*Supplied records:*
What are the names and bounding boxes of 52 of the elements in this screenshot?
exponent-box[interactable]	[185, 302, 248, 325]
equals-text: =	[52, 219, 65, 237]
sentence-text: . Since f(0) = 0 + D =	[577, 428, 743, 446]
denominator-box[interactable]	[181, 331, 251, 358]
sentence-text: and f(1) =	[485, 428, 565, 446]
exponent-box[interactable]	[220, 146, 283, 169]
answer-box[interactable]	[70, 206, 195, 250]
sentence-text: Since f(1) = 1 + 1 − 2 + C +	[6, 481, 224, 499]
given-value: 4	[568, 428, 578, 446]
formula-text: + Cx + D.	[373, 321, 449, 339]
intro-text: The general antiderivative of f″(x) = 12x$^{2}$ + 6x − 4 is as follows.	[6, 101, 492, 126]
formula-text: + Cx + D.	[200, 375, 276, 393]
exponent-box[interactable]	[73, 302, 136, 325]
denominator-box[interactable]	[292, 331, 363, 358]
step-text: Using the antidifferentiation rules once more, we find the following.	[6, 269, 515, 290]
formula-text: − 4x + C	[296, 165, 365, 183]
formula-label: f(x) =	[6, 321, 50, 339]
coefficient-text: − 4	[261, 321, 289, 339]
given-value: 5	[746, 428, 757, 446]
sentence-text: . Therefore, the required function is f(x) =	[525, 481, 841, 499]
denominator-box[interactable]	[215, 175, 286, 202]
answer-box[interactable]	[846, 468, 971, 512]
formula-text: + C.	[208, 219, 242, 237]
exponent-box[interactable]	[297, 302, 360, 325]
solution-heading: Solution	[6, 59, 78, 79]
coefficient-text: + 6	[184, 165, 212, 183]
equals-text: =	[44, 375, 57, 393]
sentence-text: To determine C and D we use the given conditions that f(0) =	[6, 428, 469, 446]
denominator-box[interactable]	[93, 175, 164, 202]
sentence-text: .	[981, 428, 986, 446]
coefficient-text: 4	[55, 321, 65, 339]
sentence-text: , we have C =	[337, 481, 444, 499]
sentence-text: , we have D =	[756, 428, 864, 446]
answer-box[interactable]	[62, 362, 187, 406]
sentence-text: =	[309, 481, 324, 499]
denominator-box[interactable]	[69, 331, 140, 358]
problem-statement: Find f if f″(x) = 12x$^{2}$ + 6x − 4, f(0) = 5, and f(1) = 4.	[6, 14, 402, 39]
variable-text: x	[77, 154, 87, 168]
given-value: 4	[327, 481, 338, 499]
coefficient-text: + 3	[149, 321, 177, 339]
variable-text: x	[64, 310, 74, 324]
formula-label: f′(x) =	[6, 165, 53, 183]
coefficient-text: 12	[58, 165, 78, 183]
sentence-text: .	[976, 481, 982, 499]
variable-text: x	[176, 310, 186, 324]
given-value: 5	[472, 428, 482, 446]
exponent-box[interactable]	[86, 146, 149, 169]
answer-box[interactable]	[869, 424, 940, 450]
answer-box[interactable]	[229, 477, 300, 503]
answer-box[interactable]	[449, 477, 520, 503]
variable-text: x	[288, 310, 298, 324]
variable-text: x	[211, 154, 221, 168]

*Instruction:* Repeat the entries, word for word, from the first line of the entries through the line that contains "sentence-text: Since f(1)", including that line.

*Full response:*
What are the names and bounding boxes of 52 of the elements in this screenshot?
exponent-box[interactable]	[185, 302, 248, 325]
equals-text: =	[52, 219, 65, 237]
sentence-text: . Since f(0) = 0 + D =	[577, 428, 743, 446]
denominator-box[interactable]	[181, 331, 251, 358]
sentence-text: and f(1) =	[485, 428, 565, 446]
exponent-box[interactable]	[220, 146, 283, 169]
answer-box[interactable]	[70, 206, 195, 250]
sentence-text: Since f(1) = 1 + 1 − 2 + C +	[6, 481, 224, 499]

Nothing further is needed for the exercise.